- [Instructions for the task]:
Return every entry below without altering a word.

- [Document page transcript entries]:
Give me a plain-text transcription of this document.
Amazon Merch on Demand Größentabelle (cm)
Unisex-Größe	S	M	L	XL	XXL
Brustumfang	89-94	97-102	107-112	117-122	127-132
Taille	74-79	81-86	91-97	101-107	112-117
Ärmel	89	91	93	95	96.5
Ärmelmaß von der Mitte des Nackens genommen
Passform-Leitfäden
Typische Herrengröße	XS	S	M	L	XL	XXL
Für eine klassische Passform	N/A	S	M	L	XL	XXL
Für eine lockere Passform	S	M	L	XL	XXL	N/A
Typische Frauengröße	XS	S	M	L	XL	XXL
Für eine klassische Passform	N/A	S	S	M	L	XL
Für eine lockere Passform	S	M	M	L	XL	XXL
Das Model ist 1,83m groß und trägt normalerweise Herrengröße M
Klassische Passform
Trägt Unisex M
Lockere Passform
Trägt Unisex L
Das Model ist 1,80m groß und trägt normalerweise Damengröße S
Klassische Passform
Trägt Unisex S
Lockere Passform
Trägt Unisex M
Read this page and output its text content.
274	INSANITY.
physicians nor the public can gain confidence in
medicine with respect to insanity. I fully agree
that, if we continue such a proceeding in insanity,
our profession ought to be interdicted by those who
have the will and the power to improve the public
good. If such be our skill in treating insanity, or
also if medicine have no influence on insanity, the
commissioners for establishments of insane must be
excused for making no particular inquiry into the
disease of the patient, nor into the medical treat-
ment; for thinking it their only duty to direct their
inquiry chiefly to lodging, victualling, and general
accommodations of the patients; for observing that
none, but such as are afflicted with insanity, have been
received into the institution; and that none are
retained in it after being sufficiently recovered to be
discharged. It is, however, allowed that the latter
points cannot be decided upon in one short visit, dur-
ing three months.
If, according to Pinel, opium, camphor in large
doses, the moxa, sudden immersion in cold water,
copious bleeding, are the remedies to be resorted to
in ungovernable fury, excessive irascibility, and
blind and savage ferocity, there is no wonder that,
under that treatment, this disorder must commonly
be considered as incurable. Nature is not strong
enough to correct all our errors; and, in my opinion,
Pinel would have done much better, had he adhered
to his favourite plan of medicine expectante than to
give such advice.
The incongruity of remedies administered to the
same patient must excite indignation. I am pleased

- [Completed exercise]:
Give me a plain-text transcription of this document.
Amazon Merch on Demand Größentabelle (cm)
Unisex-Größe	S	M	L	XL	XXL
Brustumfang	89-94	97-102	107-112	117-122	127-132
Taille	74-79	81-86	91-97	101-107	112-117
Ärmel	89	91	93	95	96.5
Ärmelmaß von der Mitte des Nackens genommen
Passform-Leitfäden
Typische Herrengröße	XS	S	M	L	XL	XXL
Für eine klassische Passform	N/A	S	M	L	XL	XXL
Für eine lockere Passform	S	M	L	XL	XXL	N/A
Typische Frauengröße	XS	S	M	L	XL	XXL
Für eine klassische Passform	N/A	S	S	M	L	XL
Für eine lockere Passform	S	M	M	L	XL	XXL
Das Model ist 1,83m groß und trägt normalerweise Herrengröße M
Klassische Passform
Trägt Unisex M
Lockere Passform
Trägt Unisex L
Das Model ist 1,80m groß und trägt normalerweise Damengröße S
Klassische Passform
Trägt Unisex S
Lockere Passform
Trägt Unisex M
Read this page and output its text content.
274	INSANITY.
physicians nor the public can gain confidence in
medicine with respect to insanity. I fully agree
that, if we continue such a proceeding in insanity,
our profession ought to be interdicted by those who
have the will and the power to improve the public
good. If such be our skill in treating insanity, or
also if medicine have no influence on insanity, the
commissioners for establishments of insane must be
excused for making no particular inquiry into the
disease of the patient, nor into the medical treat-
ment; for thinking it their only duty to direct their
inquiry chiefly to lodging, victualling, and general
accommodations of the patients; for observing that
none, but such as are afflicted with insanity, have been
received into the institution; and that none are
retained in it after being sufficiently recovered to be
discharged. It is, however, allowed that the latter
points cannot be decided upon in one short visit, dur-
ing three months.
If, according to Pinel, opium, camphor in large
doses, the moxa, sudden immersion in cold water,
copious bleeding, are the remedies to be resorted to
in ungovernable fury, excessive irascibility, and
blind and savage ferocity, there is no wonder that,
under that treatment, this disorder must commonly
be considered as incurable. Nature is not strong
enough to correct all our errors; and, in my opinion,
Pinel would have done much better, had he adhered
to his favourite plan of medicine expectante than to
give such advice.
The incongruity of remedies administered to the
same patient must excite indignation. I am pleased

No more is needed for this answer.